* OBJECTIVE: Transcribe every one of the lines below verbatim, leaving out the pictures.

* MATERIAL FOR THE TASK:
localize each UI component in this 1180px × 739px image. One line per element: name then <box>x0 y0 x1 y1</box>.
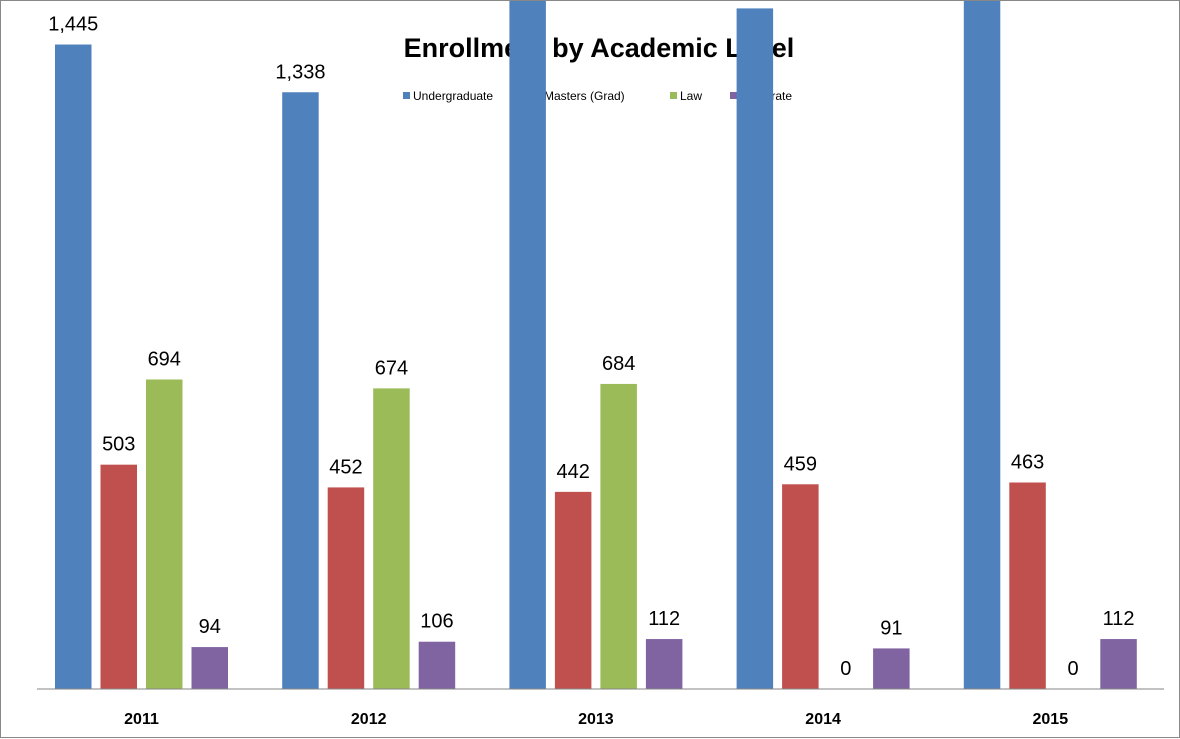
data-label-undergraduate-2011: 1,445 <box>48 14 98 36</box>
data-label-doctorate-2012: 106 <box>420 611 453 633</box>
bar-undergraduate-2011 <box>55 44 92 689</box>
bar-undergraduate-2013 <box>509 1 546 689</box>
x-tick-label-2011: 2011 <box>124 711 159 728</box>
bar-undergraduate-2012 <box>282 92 319 689</box>
bar-doctorate-2012 <box>418 641 456 689</box>
bar-masters-grad-2012 <box>327 487 365 689</box>
bar-masters-grad-2013 <box>554 491 592 689</box>
legend-label-undergraduate: Undergraduate <box>413 89 493 103</box>
x-tick-labels-group: 2011 2012 2013 2014 2015 <box>124 711 1068 728</box>
data-label-doctorate-2014: 91 <box>880 617 902 639</box>
bar-law-2013 <box>600 383 637 689</box>
data-label-law-2011: 694 <box>148 348 181 370</box>
bar-masters-grad-2015 <box>1009 482 1046 689</box>
x-tick-label-2014: 2014 <box>805 711 841 728</box>
data-label-masters-grad-2015: 463 <box>1011 452 1044 474</box>
legend-swatch-doctorate <box>730 92 737 99</box>
bar-undergraduate-2015 <box>963 1 1001 689</box>
data-label-masters-grad-2014: 459 <box>784 453 817 475</box>
bar-masters-grad-2011 <box>100 464 137 689</box>
data-label-doctorate-2011: 94 <box>199 616 221 638</box>
data-label-masters-grad-2011: 503 <box>102 434 135 456</box>
bars-group <box>55 1 1137 690</box>
legend-label-law: Law <box>680 89 702 103</box>
data-label-masters-grad-2013: 442 <box>556 461 589 483</box>
legend-label-masters-grad: Masters (Grad) <box>544 89 625 103</box>
x-tick-label-2013: 2013 <box>578 711 614 728</box>
bar-undergraduate-2014 <box>736 8 774 690</box>
bar-doctorate-2015 <box>1100 639 1137 689</box>
data-label-law-2015: 0 <box>1067 658 1078 680</box>
bar-law-2012 <box>373 388 410 689</box>
bar-masters-grad-2014 <box>782 484 819 689</box>
x-tick-label-2015: 2015 <box>1033 711 1069 728</box>
bar-law-2011 <box>146 379 183 689</box>
data-label-doctorate-2015: 112 <box>1103 608 1135 630</box>
data-label-doctorate-2013: 112 <box>648 608 680 630</box>
bar-doctorate-2013 <box>645 639 683 689</box>
data-labels-group: 1,445503694941,3384526741061,59544268411… <box>48 14 1135 680</box>
data-label-undergraduate-2012: 1,338 <box>275 61 325 83</box>
legend-swatch-law <box>670 92 677 99</box>
bar-doctorate-2011 <box>191 647 228 689</box>
data-label-law-2012: 674 <box>375 357 408 379</box>
data-label-law-2013: 684 <box>602 353 635 375</box>
chart-title: Enrollment by Academic Level <box>404 33 795 63</box>
legend-swatch-undergraduate <box>403 92 410 99</box>
bar-doctorate-2014 <box>873 648 910 689</box>
data-label-law-2014: 0 <box>840 658 851 680</box>
x-tick-label-2012: 2012 <box>351 711 387 728</box>
data-label-masters-grad-2012: 452 <box>329 456 362 478</box>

* THE REPLY:
localize each UI component in this 1180px × 739px image. One line per element: name then <box>x0 y0 x1 y1</box>.
data-label-undergraduate-2011: 1,445 <box>48 14 98 36</box>
data-label-doctorate-2012: 106 <box>420 611 453 633</box>
bar-undergraduate-2011 <box>55 44 92 689</box>
bar-undergraduate-2013 <box>509 1 546 689</box>
x-tick-label-2011: 2011 <box>124 711 159 728</box>
bar-undergraduate-2012 <box>282 92 319 689</box>
bar-doctorate-2012 <box>418 641 456 689</box>
bar-masters-grad-2012 <box>327 487 365 689</box>
bar-masters-grad-2013 <box>554 491 592 689</box>
legend-label-undergraduate: Undergraduate <box>413 89 493 103</box>
x-tick-labels-group: 2011 2012 2013 2014 2015 <box>124 711 1068 728</box>
data-label-doctorate-2014: 91 <box>880 617 902 639</box>
bar-law-2013 <box>600 383 637 689</box>
data-label-law-2011: 694 <box>148 348 181 370</box>
bar-masters-grad-2015 <box>1009 482 1046 689</box>
x-tick-label-2014: 2014 <box>805 711 841 728</box>
data-label-masters-grad-2015: 463 <box>1011 452 1044 474</box>
legend-swatch-doctorate <box>730 92 737 99</box>
bar-undergraduate-2015 <box>963 1 1001 689</box>
data-label-masters-grad-2014: 459 <box>784 453 817 475</box>
bar-masters-grad-2011 <box>100 464 137 689</box>
data-label-doctorate-2011: 94 <box>199 616 221 638</box>
data-label-masters-grad-2011: 503 <box>102 434 135 456</box>
bars-group <box>55 1 1137 690</box>
legend-label-law: Law <box>680 89 702 103</box>
data-label-masters-grad-2013: 442 <box>556 461 589 483</box>
legend-label-masters-grad: Masters (Grad) <box>544 89 625 103</box>
x-tick-label-2013: 2013 <box>578 711 614 728</box>
bar-undergraduate-2014 <box>736 8 774 690</box>
bar-doctorate-2015 <box>1100 639 1137 689</box>
data-label-law-2015: 0 <box>1067 658 1078 680</box>
bar-law-2012 <box>373 388 410 689</box>
bar-masters-grad-2014 <box>782 484 819 689</box>
x-tick-label-2015: 2015 <box>1033 711 1069 728</box>
bar-law-2011 <box>146 379 183 689</box>
data-label-doctorate-2015: 112 <box>1103 608 1135 630</box>
data-label-doctorate-2013: 112 <box>648 608 680 630</box>
bar-doctorate-2013 <box>645 639 683 689</box>
data-labels-group: 1,445503694941,3384526741061,59544268411… <box>48 14 1135 680</box>
data-label-undergraduate-2012: 1,338 <box>275 61 325 83</box>
legend-swatch-law <box>670 92 677 99</box>
bar-doctorate-2011 <box>191 647 228 689</box>
data-label-law-2012: 674 <box>375 357 408 379</box>
data-label-law-2013: 684 <box>602 353 635 375</box>
chart-title: Enrollment by Academic Level <box>404 33 795 63</box>
legend-swatch-undergraduate <box>403 92 410 99</box>
bar-doctorate-2014 <box>873 648 910 689</box>
data-label-law-2014: 0 <box>840 658 851 680</box>
x-tick-label-2012: 2012 <box>351 711 387 728</box>
data-label-masters-grad-2012: 452 <box>329 456 362 478</box>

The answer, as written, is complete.